Extracts from a graphics dataset:
============================================================

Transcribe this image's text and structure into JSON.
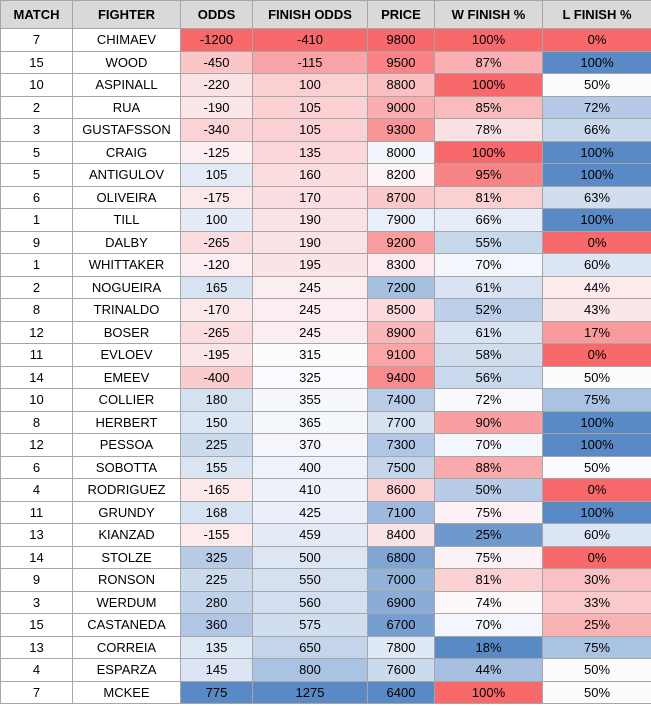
{
  "table": {
    "headers": [
      "MATCH",
      "FIGHTER",
      "ODDS",
      "FINISH ODDS",
      "PRICE",
      "W FINISH %",
      "L FINISH %"
    ],
    "rows": [
      [
        7,
        "CHIMAEV",
        -1200,
        -410,
        9800,
        "100%",
        "0%"
      ],
      [
        15,
        "WOOD",
        -450,
        -115,
        9500,
        "87%",
        "100%"
      ],
      [
        10,
        "ASPINALL",
        -220,
        100,
        8800,
        "100%",
        "50%"
      ],
      [
        2,
        "RUA",
        -190,
        105,
        9000,
        "85%",
        "72%"
      ],
      [
        3,
        "GUSTAFSSON",
        -340,
        105,
        9300,
        "78%",
        "66%"
      ],
      [
        5,
        "CRAIG",
        -125,
        135,
        8000,
        "100%",
        "100%"
      ],
      [
        5,
        "ANTIGULOV",
        105,
        160,
        8200,
        "95%",
        "100%"
      ],
      [
        6,
        "OLIVEIRA",
        -175,
        170,
        8700,
        "81%",
        "63%"
      ],
      [
        1,
        "TILL",
        100,
        190,
        7900,
        "66%",
        "100%"
      ],
      [
        9,
        "DALBY",
        -265,
        190,
        9200,
        "55%",
        "0%"
      ],
      [
        1,
        "WHITTAKER",
        -120,
        195,
        8300,
        "70%",
        "60%"
      ],
      [
        2,
        "NOGUEIRA",
        165,
        245,
        7200,
        "61%",
        "44%"
      ],
      [
        8,
        "TRINALDO",
        -170,
        245,
        8500,
        "52%",
        "43%"
      ],
      [
        12,
        "BOSER",
        -265,
        245,
        8900,
        "61%",
        "17%"
      ],
      [
        11,
        "EVLOEV",
        -195,
        315,
        9100,
        "58%",
        "0%"
      ],
      [
        14,
        "EMEEV",
        -400,
        325,
        9400,
        "56%",
        "50%"
      ],
      [
        10,
        "COLLIER",
        180,
        355,
        7400,
        "72%",
        "75%"
      ],
      [
        8,
        "HERBERT",
        150,
        365,
        7700,
        "90%",
        "100%"
      ],
      [
        12,
        "PESSOA",
        225,
        370,
        7300,
        "70%",
        "100%"
      ],
      [
        6,
        "SOBOTTA",
        155,
        400,
        7500,
        "88%",
        "50%"
      ],
      [
        4,
        "RODRIGUEZ",
        -165,
        410,
        8600,
        "50%",
        "0%"
      ],
      [
        11,
        "GRUNDY",
        168,
        425,
        7100,
        "75%",
        "100%"
      ],
      [
        13,
        "KIANZAD",
        -155,
        459,
        8400,
        "25%",
        "60%"
      ],
      [
        14,
        "STOLZE",
        325,
        500,
        6800,
        "75%",
        "0%"
      ],
      [
        9,
        "RONSON",
        225,
        550,
        7000,
        "81%",
        "30%"
      ],
      [
        3,
        "WERDUM",
        280,
        560,
        6900,
        "74%",
        "33%"
      ],
      [
        15,
        "CASTANEDA",
        360,
        575,
        6700,
        "70%",
        "25%"
      ],
      [
        13,
        "CORREIA",
        135,
        650,
        7800,
        "18%",
        "75%"
      ],
      [
        4,
        "ESPARZA",
        145,
        800,
        7600,
        "44%",
        "50%"
      ],
      [
        7,
        "MCKEE",
        775,
        1275,
        6400,
        "100%",
        "50%"
      ]
    ],
    "color_scales": [
      {
        "column": 2,
        "min_color": "#f8696b",
        "mid_color": "#fcfcff",
        "max_color": "#5a8ac6"
      },
      {
        "column": 3,
        "min_color": "#f8696b",
        "mid_color": "#fcfcff",
        "max_color": "#5a8ac6"
      },
      {
        "column": 4,
        "min_color": "#5a8ac6",
        "mid_color": "#fcfcff",
        "max_color": "#f8696b"
      },
      {
        "column": 5,
        "min_color": "#5a8ac6",
        "mid_color": "#fcfcff",
        "max_color": "#f8696b"
      },
      {
        "column": 6,
        "min_color": "#f8696b",
        "mid_color": "#fcfcff",
        "max_color": "#5a8ac6"
      }
    ]
  }
}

============================================================

Aim —
Reproduce the entries exactly. Do not carry over any picture.

The completed task —
Transcribe this image's text and structure into JSON.
{
  "table": {
    "headers": [
      "MATCH",
      "FIGHTER",
      "ODDS",
      "FINISH ODDS",
      "PRICE",
      "W FINISH %",
      "L FINISH %"
    ],
    "rows": [
      [
        7,
        "CHIMAEV",
        -1200,
        -410,
        9800,
        "100%",
        "0%"
      ],
      [
        15,
        "WOOD",
        -450,
        -115,
        9500,
        "87%",
        "100%"
      ],
      [
        10,
        "ASPINALL",
        -220,
        100,
        8800,
        "100%",
        "50%"
      ],
      [
        2,
        "RUA",
        -190,
        105,
        9000,
        "85%",
        "72%"
      ],
      [
        3,
        "GUSTAFSSON",
        -340,
        105,
        9300,
        "78%",
        "66%"
      ],
      [
        5,
        "CRAIG",
        -125,
        135,
        8000,
        "100%",
        "100%"
      ],
      [
        5,
        "ANTIGULOV",
        105,
        160,
        8200,
        "95%",
        "100%"
      ],
      [
        6,
        "OLIVEIRA",
        -175,
        170,
        8700,
        "81%",
        "63%"
      ],
      [
        1,
        "TILL",
        100,
        190,
        7900,
        "66%",
        "100%"
      ],
      [
        9,
        "DALBY",
        -265,
        190,
        9200,
        "55%",
        "0%"
      ],
      [
        1,
        "WHITTAKER",
        -120,
        195,
        8300,
        "70%",
        "60%"
      ],
      [
        2,
        "NOGUEIRA",
        165,
        245,
        7200,
        "61%",
        "44%"
      ],
      [
        8,
        "TRINALDO",
        -170,
        245,
        8500,
        "52%",
        "43%"
      ],
      [
        12,
        "BOSER",
        -265,
        245,
        8900,
        "61%",
        "17%"
      ],
      [
        11,
        "EVLOEV",
        -195,
        315,
        9100,
        "58%",
        "0%"
      ],
      [
        14,
        "EMEEV",
        -400,
        325,
        9400,
        "56%",
        "50%"
      ],
      [
        10,
        "COLLIER",
        180,
        355,
        7400,
        "72%",
        "75%"
      ],
      [
        8,
        "HERBERT",
        150,
        365,
        7700,
        "90%",
        "100%"
      ],
      [
        12,
        "PESSOA",
        225,
        370,
        7300,
        "70%",
        "100%"
      ],
      [
        6,
        "SOBOTTA",
        155,
        400,
        7500,
        "88%",
        "50%"
      ],
      [
        4,
        "RODRIGUEZ",
        -165,
        410,
        8600,
        "50%",
        "0%"
      ],
      [
        11,
        "GRUNDY",
        168,
        425,
        7100,
        "75%",
        "100%"
      ],
      [
        13,
        "KIANZAD",
        -155,
        459,
        8400,
        "25%",
        "60%"
      ],
      [
        14,
        "STOLZE",
        325,
        500,
        6800,
        "75%",
        "0%"
      ],
      [
        9,
        "RONSON",
        225,
        550,
        7000,
        "81%",
        "30%"
      ],
      [
        3,
        "WERDUM",
        280,
        560,
        6900,
        "74%",
        "33%"
      ],
      [
        15,
        "CASTANEDA",
        360,
        575,
        6700,
        "70%",
        "25%"
      ],
      [
        13,
        "CORREIA",
        135,
        650,
        7800,
        "18%",
        "75%"
      ],
      [
        4,
        "ESPARZA",
        145,
        800,
        7600,
        "44%",
        "50%"
      ],
      [
        7,
        "MCKEE",
        775,
        1275,
        6400,
        "100%",
        "50%"
      ]
    ],
    "color_scales": [
      {
        "column": 2,
        "min_color": "#f8696b",
        "mid_color": "#fcfcff",
        "max_color": "#5a8ac6"
      },
      {
        "column": 3,
        "min_color": "#f8696b",
        "mid_color": "#fcfcff",
        "max_color": "#5a8ac6"
      },
      {
        "column": 4,
        "min_color": "#5a8ac6",
        "mid_color": "#fcfcff",
        "max_color": "#f8696b"
      },
      {
        "column": 5,
        "min_color": "#5a8ac6",
        "mid_color": "#fcfcff",
        "max_color": "#f8696b"
      },
      {
        "column": 6,
        "min_color": "#f8696b",
        "mid_color": "#fcfcff",
        "max_color": "#5a8ac6"
      }
    ]
  }
}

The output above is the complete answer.